▶ [What you need to do]:
In the listing below, find every line containing "раҳбарлик" and copy it out.

▶ [Material for the task]:
◆ ◆ ◆
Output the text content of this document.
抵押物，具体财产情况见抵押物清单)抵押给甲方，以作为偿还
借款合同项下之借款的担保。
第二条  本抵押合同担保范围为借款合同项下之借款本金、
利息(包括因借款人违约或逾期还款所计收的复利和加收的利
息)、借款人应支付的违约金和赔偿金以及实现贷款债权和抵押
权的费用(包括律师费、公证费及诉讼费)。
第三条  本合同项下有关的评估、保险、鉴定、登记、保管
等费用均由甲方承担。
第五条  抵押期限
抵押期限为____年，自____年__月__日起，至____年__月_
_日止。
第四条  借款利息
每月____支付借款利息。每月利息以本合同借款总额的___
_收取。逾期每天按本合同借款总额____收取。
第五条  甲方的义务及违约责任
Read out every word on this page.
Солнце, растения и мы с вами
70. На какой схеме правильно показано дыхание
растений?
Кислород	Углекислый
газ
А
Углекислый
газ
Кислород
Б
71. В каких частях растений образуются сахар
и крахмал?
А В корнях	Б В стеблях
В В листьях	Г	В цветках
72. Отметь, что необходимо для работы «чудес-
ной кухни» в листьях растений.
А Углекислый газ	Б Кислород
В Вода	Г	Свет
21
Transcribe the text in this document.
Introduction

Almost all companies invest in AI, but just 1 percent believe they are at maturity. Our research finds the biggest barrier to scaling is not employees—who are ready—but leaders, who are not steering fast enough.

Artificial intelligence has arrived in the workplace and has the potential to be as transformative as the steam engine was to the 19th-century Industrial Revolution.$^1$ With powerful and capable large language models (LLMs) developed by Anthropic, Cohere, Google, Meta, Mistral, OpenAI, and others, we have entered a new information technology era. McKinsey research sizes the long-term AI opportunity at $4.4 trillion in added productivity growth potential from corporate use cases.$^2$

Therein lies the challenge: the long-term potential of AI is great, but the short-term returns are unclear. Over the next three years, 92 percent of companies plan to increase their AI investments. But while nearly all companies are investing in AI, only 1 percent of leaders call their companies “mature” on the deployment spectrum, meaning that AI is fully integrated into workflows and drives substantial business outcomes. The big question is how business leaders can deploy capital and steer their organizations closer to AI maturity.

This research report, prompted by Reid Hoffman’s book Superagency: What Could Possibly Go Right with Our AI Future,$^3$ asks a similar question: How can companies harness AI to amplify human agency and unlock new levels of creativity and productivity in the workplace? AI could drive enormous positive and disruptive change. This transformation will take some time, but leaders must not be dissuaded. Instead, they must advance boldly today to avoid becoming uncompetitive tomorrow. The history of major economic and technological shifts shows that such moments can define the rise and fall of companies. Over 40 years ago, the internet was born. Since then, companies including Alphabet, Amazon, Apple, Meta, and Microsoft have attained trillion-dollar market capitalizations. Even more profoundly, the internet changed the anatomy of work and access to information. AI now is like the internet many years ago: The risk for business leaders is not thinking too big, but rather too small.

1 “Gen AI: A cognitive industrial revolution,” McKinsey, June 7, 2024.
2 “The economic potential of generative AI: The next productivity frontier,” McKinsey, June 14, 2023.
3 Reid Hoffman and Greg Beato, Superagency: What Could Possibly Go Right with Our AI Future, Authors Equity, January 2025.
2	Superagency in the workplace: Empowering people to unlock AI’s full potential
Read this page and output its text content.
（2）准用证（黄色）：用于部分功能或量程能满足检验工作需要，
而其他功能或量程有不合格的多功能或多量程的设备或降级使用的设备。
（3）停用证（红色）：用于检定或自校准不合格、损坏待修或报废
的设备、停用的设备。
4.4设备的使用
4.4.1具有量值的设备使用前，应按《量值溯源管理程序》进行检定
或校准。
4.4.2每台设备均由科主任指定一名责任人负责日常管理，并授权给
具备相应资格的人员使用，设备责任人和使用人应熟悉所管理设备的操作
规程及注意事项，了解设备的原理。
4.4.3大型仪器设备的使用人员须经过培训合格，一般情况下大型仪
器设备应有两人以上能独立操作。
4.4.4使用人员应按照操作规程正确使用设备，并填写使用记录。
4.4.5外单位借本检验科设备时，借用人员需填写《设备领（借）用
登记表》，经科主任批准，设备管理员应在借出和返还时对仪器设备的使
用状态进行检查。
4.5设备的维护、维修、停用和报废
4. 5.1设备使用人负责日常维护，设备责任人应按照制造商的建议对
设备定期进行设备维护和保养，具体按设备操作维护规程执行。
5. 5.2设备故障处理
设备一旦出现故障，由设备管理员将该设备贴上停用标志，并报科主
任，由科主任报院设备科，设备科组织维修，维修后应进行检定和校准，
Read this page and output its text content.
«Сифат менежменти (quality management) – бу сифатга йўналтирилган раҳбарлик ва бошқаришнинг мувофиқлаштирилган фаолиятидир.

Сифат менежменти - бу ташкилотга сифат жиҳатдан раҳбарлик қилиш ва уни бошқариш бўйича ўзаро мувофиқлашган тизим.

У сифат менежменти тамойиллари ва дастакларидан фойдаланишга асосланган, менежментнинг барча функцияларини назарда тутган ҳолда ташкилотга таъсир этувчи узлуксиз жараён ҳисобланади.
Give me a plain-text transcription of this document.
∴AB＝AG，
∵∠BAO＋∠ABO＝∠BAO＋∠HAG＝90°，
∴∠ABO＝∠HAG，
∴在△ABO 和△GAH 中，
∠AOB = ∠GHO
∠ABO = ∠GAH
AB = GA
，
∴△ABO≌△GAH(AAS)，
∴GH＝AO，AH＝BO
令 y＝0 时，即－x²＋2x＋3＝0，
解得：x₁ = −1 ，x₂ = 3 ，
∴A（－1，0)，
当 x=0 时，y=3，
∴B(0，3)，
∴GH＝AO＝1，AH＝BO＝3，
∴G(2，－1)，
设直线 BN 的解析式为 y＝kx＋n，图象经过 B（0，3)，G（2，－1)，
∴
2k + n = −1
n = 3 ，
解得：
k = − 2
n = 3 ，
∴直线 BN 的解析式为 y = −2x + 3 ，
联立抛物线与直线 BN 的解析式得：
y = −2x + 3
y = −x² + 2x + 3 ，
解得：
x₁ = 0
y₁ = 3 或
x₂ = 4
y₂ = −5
◆ ◆ ◆
▶ [Task solution]:
«Сифат менежменти (quality management) – бу сифатга йўналтирилган раҳбарлик ва бошқаришнинг мувофиқлаштирилган фаолиятидир.
Сифат менежменти - бу ташкилотга сифат жиҳатдан раҳбарлик қилиш ва уни бошқариш бўйича ўзаро мувофиқлашган тизим.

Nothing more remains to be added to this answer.